### [What you should do]
Make an exact copy of all the records.

Saved entries
____________________

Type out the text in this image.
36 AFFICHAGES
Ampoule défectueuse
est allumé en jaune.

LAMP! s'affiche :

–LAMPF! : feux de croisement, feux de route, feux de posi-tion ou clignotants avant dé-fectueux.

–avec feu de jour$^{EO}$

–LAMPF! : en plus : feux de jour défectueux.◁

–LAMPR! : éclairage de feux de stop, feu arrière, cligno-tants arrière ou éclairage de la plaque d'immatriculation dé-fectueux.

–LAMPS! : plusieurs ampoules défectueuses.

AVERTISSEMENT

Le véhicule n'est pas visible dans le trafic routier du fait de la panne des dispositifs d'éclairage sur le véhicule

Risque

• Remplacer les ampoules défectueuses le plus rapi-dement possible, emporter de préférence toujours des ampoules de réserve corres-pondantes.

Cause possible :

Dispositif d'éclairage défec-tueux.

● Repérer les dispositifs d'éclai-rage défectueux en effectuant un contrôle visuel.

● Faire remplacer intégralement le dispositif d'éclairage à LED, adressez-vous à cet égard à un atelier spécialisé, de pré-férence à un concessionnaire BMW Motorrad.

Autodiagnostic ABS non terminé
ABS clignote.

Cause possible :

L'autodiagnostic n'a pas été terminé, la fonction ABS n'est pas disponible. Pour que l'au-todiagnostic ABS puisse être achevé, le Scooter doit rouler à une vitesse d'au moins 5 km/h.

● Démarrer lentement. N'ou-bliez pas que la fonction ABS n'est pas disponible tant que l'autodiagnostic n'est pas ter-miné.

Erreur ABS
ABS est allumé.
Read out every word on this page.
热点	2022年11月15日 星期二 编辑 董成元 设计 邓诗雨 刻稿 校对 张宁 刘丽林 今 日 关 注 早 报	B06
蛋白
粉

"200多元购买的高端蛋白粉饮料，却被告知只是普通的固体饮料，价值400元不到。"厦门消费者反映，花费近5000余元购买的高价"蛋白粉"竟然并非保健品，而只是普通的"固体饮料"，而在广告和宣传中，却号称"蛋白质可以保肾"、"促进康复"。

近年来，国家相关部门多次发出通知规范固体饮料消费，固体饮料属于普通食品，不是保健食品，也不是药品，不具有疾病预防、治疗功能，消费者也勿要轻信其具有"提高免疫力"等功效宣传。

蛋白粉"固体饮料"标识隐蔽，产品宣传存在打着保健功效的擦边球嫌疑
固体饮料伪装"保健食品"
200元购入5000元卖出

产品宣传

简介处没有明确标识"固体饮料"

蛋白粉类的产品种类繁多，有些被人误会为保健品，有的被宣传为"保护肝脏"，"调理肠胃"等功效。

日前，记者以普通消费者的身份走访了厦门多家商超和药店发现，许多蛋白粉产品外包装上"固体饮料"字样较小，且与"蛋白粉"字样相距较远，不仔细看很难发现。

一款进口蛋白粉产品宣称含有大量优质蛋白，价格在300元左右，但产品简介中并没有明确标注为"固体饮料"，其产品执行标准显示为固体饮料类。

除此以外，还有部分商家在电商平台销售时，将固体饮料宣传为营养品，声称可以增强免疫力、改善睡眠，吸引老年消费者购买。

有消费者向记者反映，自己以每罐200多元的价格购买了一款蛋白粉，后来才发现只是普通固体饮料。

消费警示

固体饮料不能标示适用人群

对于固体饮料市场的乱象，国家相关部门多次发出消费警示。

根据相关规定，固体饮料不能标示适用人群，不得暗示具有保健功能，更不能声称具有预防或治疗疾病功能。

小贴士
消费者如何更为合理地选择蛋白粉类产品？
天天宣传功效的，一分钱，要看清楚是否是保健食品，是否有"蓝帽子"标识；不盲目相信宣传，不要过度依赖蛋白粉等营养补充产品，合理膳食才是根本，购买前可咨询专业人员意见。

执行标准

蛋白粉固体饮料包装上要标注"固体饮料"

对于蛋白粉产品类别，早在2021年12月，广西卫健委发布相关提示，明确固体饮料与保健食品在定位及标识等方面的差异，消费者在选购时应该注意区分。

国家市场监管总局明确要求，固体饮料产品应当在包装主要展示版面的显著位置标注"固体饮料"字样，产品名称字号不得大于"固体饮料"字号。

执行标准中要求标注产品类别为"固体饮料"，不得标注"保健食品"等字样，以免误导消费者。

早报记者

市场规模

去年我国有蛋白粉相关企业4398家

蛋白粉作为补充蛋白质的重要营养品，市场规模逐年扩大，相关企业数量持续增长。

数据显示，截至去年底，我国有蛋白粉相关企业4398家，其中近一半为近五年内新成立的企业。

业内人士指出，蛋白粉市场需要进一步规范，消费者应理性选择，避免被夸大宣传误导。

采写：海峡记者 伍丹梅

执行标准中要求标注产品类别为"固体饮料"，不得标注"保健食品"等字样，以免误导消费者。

____________________

### [Result]
Type out the text in this image.
36 AFFICHAGES
Ampoule défectueuse
est allumé en jaune.

LAMP! s'affiche :

–LAMPF! : feux de croisement, feux de route, feux de posi-tion ou clignotants avant dé-fectueux.

–avec feu de jour$^{EO}$

–LAMPF! : en plus : feux de jour défectueux.◁

–LAMPR! : éclairage de feux de stop, feu arrière, cligno-tants arrière ou éclairage de la plaque d'immatriculation dé-fectueux.

–LAMPS! : plusieurs ampoules défectueuses.

AVERTISSEMENT

Le véhicule n'est pas visible dans le trafic routier du fait de la panne des dispositifs d'éclairage sur le véhicule

Risque

• Remplacer les ampoules défectueuses le plus rapi-dement possible, emporter de préférence toujours des ampoules de réserve corres-pondantes.

Cause possible :

Dispositif d'éclairage défec-tueux.

● Repérer les dispositifs d'éclai-rage défectueux en effectuant un contrôle visuel.

● Faire remplacer intégralement le dispositif d'éclairage à LED, adressez-vous à cet égard à un atelier spécialisé, de pré-férence à un concessionnaire BMW Motorrad.

Autodiagnostic ABS non terminé
ABS clignote.

Cause possible :

L'autodiagnostic n'a pas été terminé, la fonction ABS n'est pas disponible. Pour que l'au-todiagnostic ABS puisse être achevé, le Scooter doit rouler à une vitesse d'au moins 5 km/h.

● Démarrer lentement. N'ou-bliez pas que la fonction ABS n'est pas disponible tant que l'autodiagnostic n'est pas ter-miné.

Erreur ABS
ABS est allumé.
Read out every word on this page.
热点	2022年11月15日 星期二 编辑 董成元 设计 邓诗雨 刻稿 校对 张宁 刘丽林 今 日 关 注 早 报	B06
蛋白
粉

"200多元购买的高端蛋白粉饮料，却被告知只是普通的固体饮料，价值400元不到。"厦门消费者反映，花费近5000余元购买的高价"蛋白粉"竟然并非保健品，而只是普通的"固体饮料"，而在广告和宣传中，却号称"蛋白质可以保肾"、"促进康复"。

近年来，国家相关部门多次发出通知规范固体饮料消费，固体饮料属于普通食品，不是保健食品，也不是药品，不具有疾病预防、治疗功能，消费者也勿要轻信其具有"提高免疫力"等功效宣传。

蛋白粉"固体饮料"标识隐蔽，产品宣传存在打着保健功效的擦边球嫌疑
固体饮料伪装"保健食品"
200元购入5000元卖出

产品宣传

简介处没有明确标识"固体饮料"

蛋白粉类的产品种类繁多，有些被人误会为保健品，有的被宣传为"保护肝脏"，"调理肠胃"等功效。

日前，记者以普通消费者的身份走访了厦门多家商超和药店发现，许多蛋白粉产品外包装上"固体饮料"字样较小，且与"蛋白粉"字样相距较远，不仔细看很难发现。

一款进口蛋白粉产品宣称含有大量优质蛋白，价格在300元左右，但产品简介中并没有明确标注为"固体饮料"，其产品执行标准显示为固体饮料类。

除此以外，还有部分商家在电商平台销售时，将固体饮料宣传为营养品，声称可以增强免疫力、改善睡眠，吸引老年消费者购买。

有消费者向记者反映，自己以每罐200多元的价格购买了一款蛋白粉，后来才发现只是普通固体饮料。

消费警示

固体饮料不能标示适用人群

对于固体饮料市场的乱象，国家相关部门多次发出消费警示。

根据相关规定，固体饮料不能标示适用人群，不得暗示具有保健功能，更不能声称具有预防或治疗疾病功能。

小贴士
消费者如何更为合理地选择蛋白粉类产品？
天天宣传功效的，一分钱，要看清楚是否是保健食品，是否有"蓝帽子"标识；不盲目相信宣传，不要过度依赖蛋白粉等营养补充产品，合理膳食才是根本，购买前可咨询专业人员意见。

执行标准

蛋白粉固体饮料包装上要标注"固体饮料"

对于蛋白粉产品类别，早在2021年12月，广西卫健委发布相关提示，明确固体饮料与保健食品在定位及标识等方面的差异，消费者在选购时应该注意区分。

国家市场监管总局明确要求，固体饮料产品应当在包装主要展示版面的显著位置标注"固体饮料"字样，产品名称字号不得大于"固体饮料"字号。

执行标准中要求标注产品类别为"固体饮料"，不得标注"保健食品"等字样，以免误导消费者。

早报记者

市场规模

去年我国有蛋白粉相关企业4398家

蛋白粉作为补充蛋白质的重要营养品，市场规模逐年扩大，相关企业数量持续增长。

数据显示，截至去年底，我国有蛋白粉相关企业4398家，其中近一半为近五年内新成立的企业。

业内人士指出，蛋白粉市场需要进一步规范，消费者应理性选择，避免被夸大宣传误导。

采写：海峡记者 伍丹梅

执行标准中要求标注产品类别为"固体饮料"，不得标注"保健食品"等字样，以免误导消费者。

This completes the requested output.